_WHAT NEEDS TO BE DONE_.
Pick out each line below containing "местности".

──────── DATASET ENTRIES

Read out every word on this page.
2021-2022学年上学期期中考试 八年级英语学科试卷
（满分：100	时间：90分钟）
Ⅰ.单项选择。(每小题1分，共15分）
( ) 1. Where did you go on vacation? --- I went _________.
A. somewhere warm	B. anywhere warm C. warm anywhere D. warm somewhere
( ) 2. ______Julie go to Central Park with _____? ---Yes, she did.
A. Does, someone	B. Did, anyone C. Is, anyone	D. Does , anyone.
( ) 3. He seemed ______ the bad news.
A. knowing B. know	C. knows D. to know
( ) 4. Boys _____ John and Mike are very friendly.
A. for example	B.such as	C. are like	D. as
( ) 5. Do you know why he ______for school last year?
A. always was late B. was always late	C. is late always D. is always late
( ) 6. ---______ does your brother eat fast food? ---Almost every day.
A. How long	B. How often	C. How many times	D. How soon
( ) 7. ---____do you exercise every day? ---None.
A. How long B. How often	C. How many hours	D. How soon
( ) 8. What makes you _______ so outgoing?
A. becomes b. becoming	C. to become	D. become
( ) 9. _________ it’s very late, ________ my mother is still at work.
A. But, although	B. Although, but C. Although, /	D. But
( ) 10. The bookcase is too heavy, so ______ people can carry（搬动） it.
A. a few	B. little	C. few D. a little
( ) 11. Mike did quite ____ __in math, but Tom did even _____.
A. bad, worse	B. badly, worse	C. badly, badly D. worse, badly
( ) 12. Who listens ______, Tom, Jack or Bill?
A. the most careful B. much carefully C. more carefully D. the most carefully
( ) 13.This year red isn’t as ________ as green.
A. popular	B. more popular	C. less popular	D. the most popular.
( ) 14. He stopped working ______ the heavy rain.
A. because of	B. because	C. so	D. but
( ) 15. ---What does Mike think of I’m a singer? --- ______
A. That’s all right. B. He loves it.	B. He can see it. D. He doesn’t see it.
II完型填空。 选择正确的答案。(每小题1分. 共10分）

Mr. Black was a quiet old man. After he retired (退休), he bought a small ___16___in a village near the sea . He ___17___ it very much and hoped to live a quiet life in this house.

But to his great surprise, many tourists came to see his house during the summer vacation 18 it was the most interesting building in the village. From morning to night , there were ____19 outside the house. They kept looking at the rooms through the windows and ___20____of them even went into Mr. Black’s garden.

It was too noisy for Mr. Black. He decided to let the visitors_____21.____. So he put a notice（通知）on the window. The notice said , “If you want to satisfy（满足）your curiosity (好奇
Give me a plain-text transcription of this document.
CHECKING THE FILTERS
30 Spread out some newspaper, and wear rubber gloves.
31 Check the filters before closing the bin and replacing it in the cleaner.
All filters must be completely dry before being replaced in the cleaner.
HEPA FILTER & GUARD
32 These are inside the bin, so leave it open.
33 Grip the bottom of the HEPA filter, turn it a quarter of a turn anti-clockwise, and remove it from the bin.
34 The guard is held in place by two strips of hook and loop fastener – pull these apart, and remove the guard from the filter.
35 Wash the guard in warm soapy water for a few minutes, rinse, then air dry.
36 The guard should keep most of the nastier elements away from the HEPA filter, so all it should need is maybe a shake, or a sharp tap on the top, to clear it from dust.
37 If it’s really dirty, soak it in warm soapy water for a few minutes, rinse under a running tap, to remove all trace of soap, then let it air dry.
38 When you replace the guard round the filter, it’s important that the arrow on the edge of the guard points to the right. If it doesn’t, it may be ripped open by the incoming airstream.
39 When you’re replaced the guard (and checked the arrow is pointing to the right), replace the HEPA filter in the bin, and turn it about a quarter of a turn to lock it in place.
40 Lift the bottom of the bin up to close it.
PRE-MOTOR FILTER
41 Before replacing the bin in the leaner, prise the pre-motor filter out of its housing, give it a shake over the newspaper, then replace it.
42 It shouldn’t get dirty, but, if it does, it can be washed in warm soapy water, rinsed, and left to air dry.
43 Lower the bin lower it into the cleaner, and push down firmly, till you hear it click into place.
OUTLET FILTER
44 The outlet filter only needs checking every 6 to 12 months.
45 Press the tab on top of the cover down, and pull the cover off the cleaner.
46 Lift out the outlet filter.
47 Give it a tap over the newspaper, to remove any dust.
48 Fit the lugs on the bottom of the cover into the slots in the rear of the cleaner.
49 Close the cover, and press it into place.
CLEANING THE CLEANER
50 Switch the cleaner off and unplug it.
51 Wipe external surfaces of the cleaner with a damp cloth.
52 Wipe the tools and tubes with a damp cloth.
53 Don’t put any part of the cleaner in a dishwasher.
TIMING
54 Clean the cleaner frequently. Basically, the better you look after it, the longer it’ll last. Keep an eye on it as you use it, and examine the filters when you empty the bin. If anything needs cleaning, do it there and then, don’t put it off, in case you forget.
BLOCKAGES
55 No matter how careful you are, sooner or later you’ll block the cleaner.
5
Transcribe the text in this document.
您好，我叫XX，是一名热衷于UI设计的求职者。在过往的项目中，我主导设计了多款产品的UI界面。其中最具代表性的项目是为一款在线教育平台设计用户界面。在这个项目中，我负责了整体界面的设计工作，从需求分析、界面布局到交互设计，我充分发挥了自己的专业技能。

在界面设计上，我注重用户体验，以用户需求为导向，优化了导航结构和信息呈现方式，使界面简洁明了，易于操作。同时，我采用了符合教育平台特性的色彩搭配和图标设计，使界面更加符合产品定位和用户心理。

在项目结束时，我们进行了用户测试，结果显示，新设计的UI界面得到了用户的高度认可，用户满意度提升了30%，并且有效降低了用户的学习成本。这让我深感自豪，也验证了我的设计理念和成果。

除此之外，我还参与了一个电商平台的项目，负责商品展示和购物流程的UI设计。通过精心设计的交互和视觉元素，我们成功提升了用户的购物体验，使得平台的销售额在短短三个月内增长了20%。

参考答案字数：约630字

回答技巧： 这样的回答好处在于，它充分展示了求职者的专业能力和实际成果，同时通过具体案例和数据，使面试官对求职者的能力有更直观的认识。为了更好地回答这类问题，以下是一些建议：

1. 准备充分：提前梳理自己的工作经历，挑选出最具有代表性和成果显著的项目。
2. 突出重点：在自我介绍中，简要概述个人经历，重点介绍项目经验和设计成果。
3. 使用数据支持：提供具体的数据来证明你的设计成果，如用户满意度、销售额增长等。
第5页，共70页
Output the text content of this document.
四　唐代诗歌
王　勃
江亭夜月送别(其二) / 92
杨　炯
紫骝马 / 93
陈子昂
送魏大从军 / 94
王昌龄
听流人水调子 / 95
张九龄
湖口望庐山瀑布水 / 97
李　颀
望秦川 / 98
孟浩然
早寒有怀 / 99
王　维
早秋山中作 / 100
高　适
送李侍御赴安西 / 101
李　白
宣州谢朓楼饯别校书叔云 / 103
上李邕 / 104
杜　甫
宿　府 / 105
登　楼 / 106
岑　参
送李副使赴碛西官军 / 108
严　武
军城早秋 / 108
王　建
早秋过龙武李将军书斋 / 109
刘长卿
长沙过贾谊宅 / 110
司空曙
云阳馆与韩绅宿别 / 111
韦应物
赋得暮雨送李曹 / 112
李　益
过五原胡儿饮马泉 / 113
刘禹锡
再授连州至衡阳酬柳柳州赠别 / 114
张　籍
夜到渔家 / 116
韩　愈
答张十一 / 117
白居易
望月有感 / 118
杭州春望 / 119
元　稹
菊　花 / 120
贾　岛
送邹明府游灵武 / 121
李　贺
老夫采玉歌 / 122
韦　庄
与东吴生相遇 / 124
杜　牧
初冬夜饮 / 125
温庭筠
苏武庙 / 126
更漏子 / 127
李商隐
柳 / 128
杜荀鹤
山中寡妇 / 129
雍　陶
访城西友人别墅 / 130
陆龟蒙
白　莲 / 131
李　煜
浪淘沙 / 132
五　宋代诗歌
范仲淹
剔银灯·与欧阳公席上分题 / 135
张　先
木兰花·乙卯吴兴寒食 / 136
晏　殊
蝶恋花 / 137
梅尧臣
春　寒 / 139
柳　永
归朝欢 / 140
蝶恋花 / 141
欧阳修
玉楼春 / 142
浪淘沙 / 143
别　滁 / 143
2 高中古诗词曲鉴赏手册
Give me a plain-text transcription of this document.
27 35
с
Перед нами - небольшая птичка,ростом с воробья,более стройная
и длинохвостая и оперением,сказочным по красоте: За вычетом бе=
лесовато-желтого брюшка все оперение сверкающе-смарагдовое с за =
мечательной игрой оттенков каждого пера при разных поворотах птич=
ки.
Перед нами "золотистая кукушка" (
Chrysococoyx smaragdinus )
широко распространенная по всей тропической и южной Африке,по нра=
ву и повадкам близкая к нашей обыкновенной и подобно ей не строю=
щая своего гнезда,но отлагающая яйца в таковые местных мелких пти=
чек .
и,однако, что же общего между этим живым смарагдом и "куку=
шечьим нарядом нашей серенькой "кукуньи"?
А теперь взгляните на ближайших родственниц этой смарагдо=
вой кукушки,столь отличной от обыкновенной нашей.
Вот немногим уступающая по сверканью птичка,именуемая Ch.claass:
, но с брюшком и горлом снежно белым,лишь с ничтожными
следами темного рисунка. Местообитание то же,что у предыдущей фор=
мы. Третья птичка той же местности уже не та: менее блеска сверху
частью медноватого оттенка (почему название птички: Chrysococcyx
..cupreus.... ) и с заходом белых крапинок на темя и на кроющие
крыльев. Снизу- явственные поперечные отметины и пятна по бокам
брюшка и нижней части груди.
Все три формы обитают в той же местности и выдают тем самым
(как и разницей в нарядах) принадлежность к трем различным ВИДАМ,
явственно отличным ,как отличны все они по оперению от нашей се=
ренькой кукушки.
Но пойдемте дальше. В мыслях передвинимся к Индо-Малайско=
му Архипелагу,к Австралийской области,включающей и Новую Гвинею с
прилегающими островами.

────────────────

_WRITTEN SOLUTION_.
мы. Третья птичка той же местности уже не та: менее блеска сверху
Все три формы обитают в той же местности и выдают тем самым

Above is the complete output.